## Consigne
Dans les données, reprenez les lignes comprises entre celle qui contient « Extract all elements » et celle qui contient « 837, 1142, 851] », ces deux lignes incluses. Modifiez-les en remplaçant « #fff705 » par « #000000 », sans rien changer d'autre.

───── Données fournies ─────

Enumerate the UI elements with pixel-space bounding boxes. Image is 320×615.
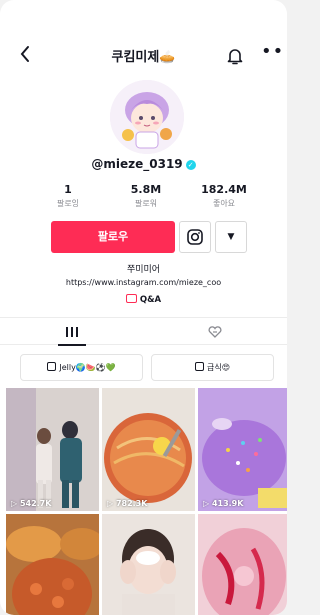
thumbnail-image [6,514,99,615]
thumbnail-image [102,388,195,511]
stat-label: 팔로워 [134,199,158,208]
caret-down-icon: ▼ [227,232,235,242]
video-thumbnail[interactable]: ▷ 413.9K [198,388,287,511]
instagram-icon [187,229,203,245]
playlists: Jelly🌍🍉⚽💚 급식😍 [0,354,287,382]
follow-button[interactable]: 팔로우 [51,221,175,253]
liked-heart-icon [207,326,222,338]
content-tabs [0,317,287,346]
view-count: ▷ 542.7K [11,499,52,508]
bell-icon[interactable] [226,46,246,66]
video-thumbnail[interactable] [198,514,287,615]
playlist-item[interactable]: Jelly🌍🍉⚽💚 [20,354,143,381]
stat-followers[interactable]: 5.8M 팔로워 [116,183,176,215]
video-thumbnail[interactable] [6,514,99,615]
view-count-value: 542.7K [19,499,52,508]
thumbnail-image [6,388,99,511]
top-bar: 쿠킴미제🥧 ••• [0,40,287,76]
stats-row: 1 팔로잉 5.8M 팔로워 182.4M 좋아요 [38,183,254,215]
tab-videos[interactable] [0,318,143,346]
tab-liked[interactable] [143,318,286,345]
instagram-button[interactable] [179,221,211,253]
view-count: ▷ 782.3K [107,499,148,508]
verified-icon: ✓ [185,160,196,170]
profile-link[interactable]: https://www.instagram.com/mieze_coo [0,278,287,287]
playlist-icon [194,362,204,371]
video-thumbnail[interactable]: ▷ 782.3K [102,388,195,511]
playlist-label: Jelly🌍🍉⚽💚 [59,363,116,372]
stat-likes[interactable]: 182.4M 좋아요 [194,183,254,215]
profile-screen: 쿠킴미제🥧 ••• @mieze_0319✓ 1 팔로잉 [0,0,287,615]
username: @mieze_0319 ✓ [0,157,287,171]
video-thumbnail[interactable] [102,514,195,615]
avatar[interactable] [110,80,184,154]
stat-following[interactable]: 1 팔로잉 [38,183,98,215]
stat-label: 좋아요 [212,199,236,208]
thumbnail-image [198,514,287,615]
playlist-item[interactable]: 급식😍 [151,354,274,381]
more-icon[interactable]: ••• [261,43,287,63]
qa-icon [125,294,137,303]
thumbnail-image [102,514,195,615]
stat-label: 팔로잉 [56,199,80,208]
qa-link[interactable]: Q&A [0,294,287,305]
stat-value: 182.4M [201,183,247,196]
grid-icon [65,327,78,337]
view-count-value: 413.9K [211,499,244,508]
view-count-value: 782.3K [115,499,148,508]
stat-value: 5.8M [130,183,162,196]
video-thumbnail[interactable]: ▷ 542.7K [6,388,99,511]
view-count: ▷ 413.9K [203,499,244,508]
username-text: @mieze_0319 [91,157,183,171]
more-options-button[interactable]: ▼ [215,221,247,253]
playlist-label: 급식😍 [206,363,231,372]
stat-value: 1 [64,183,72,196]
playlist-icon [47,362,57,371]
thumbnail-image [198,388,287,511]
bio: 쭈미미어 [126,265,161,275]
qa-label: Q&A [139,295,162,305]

─────
───── Données fournies ─────

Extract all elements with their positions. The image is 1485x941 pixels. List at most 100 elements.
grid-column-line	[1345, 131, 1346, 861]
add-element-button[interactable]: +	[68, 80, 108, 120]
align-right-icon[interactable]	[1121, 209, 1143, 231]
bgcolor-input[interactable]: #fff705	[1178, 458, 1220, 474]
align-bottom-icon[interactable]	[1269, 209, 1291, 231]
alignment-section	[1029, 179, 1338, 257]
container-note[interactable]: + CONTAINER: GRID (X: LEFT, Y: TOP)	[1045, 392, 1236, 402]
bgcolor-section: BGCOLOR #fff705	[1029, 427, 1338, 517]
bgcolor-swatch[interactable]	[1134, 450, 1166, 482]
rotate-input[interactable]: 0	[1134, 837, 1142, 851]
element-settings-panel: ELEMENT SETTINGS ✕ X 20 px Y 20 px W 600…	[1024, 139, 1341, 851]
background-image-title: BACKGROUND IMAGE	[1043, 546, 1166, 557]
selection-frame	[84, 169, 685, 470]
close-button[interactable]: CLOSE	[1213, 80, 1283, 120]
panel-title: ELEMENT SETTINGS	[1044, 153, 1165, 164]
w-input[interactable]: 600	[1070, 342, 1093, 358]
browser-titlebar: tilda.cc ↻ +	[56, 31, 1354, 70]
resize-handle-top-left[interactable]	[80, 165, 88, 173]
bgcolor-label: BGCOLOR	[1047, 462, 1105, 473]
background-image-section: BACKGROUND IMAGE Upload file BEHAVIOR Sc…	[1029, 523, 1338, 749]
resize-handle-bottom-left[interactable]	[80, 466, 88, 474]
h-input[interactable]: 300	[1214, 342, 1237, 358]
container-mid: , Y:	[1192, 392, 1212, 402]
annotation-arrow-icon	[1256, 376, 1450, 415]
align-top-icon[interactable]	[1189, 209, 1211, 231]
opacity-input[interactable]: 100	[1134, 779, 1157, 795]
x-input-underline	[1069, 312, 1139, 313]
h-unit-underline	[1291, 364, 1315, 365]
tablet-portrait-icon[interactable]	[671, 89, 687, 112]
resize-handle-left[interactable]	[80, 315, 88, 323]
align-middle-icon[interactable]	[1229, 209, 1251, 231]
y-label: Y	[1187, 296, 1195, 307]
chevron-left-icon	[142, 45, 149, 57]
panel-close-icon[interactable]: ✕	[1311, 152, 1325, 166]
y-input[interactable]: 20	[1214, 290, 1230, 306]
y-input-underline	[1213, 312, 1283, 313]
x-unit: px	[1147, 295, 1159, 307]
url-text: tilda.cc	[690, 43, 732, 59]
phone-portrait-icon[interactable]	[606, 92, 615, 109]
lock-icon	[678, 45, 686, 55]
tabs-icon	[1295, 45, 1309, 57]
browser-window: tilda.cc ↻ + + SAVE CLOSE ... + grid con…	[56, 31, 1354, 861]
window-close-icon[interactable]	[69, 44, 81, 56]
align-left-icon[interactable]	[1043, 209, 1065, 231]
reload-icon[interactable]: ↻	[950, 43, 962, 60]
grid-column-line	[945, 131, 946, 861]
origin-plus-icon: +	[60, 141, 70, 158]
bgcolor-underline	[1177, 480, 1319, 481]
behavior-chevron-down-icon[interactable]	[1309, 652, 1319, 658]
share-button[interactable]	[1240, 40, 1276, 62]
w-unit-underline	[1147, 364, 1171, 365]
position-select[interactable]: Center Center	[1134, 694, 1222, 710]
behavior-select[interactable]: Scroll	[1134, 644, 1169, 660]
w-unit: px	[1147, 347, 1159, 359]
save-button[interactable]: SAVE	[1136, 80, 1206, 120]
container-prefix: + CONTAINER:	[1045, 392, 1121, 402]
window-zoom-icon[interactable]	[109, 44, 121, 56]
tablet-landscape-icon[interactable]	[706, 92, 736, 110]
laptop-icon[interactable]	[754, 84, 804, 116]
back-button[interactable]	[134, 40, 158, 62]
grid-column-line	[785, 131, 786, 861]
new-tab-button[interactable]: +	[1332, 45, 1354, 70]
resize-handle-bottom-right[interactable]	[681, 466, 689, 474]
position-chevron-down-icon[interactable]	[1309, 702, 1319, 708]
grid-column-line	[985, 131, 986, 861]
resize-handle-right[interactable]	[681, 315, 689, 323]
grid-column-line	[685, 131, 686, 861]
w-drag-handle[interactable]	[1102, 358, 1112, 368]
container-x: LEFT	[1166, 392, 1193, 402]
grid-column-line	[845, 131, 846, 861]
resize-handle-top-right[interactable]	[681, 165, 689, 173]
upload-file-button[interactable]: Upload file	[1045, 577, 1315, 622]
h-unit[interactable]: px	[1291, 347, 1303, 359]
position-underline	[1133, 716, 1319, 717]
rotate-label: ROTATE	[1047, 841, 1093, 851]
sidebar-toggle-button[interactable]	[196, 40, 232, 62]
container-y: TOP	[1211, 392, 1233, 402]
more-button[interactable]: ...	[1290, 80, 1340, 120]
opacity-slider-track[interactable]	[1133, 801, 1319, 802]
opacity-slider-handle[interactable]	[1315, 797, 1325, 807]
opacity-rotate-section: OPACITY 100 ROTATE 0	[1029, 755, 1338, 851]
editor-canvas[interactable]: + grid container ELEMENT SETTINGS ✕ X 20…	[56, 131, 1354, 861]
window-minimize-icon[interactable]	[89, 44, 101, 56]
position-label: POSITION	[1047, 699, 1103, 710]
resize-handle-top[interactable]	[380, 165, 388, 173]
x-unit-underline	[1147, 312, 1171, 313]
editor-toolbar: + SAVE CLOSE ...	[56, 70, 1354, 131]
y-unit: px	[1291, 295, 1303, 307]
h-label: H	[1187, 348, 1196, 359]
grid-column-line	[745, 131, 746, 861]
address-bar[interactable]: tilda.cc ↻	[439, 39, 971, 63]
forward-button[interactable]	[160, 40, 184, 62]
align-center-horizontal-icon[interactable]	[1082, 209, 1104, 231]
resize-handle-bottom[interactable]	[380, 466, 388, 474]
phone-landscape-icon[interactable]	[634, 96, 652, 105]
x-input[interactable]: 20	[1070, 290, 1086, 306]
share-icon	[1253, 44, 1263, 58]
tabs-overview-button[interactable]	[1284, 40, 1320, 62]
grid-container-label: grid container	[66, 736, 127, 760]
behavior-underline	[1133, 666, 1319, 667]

─────
───── Données fournies ─────

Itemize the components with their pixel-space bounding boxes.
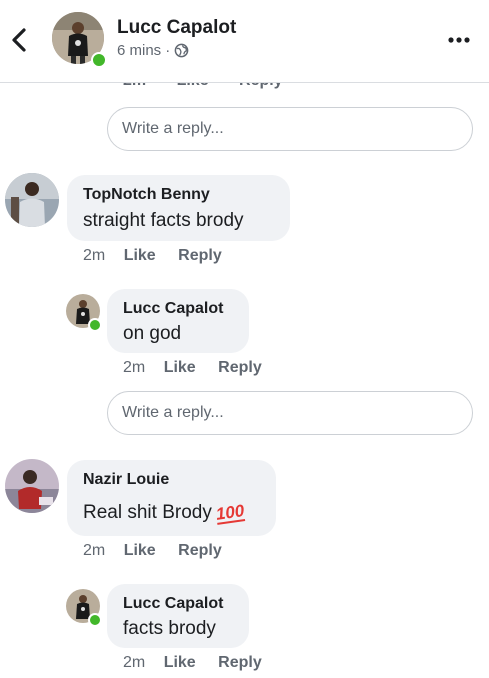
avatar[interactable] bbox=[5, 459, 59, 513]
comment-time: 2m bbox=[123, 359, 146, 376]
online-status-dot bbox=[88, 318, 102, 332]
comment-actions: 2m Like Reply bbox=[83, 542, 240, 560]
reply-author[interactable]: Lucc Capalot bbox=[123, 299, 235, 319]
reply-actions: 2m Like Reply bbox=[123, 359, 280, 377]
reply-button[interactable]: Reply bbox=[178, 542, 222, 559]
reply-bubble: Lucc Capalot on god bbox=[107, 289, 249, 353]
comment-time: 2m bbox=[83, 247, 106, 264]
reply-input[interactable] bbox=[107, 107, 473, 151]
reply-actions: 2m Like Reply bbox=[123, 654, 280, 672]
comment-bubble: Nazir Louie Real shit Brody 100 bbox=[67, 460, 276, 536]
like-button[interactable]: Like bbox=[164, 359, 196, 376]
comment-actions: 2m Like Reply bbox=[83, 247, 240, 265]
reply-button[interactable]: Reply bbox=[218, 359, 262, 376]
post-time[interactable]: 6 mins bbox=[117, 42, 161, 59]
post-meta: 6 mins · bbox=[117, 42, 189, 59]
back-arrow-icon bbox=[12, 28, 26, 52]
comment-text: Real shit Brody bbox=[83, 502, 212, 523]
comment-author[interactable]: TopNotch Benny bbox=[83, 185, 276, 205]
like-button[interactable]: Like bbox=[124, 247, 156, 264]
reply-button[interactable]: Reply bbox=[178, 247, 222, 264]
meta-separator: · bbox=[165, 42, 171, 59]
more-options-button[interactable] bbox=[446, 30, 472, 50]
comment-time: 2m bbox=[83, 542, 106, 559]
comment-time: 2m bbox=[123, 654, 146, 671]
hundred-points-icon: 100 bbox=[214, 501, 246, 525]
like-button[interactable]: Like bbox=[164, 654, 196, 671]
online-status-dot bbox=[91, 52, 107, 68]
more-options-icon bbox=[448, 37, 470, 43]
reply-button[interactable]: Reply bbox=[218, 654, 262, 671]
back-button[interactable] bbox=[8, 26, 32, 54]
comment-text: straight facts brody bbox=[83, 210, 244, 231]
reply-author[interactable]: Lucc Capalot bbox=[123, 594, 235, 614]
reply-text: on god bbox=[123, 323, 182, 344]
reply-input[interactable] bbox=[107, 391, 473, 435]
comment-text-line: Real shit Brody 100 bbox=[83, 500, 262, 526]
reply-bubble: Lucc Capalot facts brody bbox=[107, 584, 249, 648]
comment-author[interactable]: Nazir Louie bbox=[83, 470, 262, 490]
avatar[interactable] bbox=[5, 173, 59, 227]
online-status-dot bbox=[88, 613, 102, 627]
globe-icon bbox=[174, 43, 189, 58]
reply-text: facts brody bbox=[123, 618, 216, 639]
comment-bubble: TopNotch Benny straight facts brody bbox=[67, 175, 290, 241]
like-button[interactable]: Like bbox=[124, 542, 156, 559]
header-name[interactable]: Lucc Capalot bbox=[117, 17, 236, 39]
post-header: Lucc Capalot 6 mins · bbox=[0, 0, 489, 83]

─────

## Réponse rédigée
Extract all elements with their positions. The image is 1485x941 pixels. List at most 100 elements.
grid-column-line	[1345, 131, 1346, 861]
add-element-button[interactable]: +	[68, 80, 108, 120]
align-right-icon[interactable]	[1121, 209, 1143, 231]
bgcolor-input[interactable]: #000000	[1178, 458, 1220, 474]
align-bottom-icon[interactable]	[1269, 209, 1291, 231]
alignment-section	[1029, 179, 1338, 257]
container-note[interactable]: + CONTAINER: GRID (X: LEFT, Y: TOP)	[1045, 392, 1236, 402]
bgcolor-section: BGCOLOR #000000	[1029, 427, 1338, 517]
bgcolor-swatch[interactable]	[1134, 450, 1166, 482]
rotate-input[interactable]: 0	[1134, 837, 1142, 851]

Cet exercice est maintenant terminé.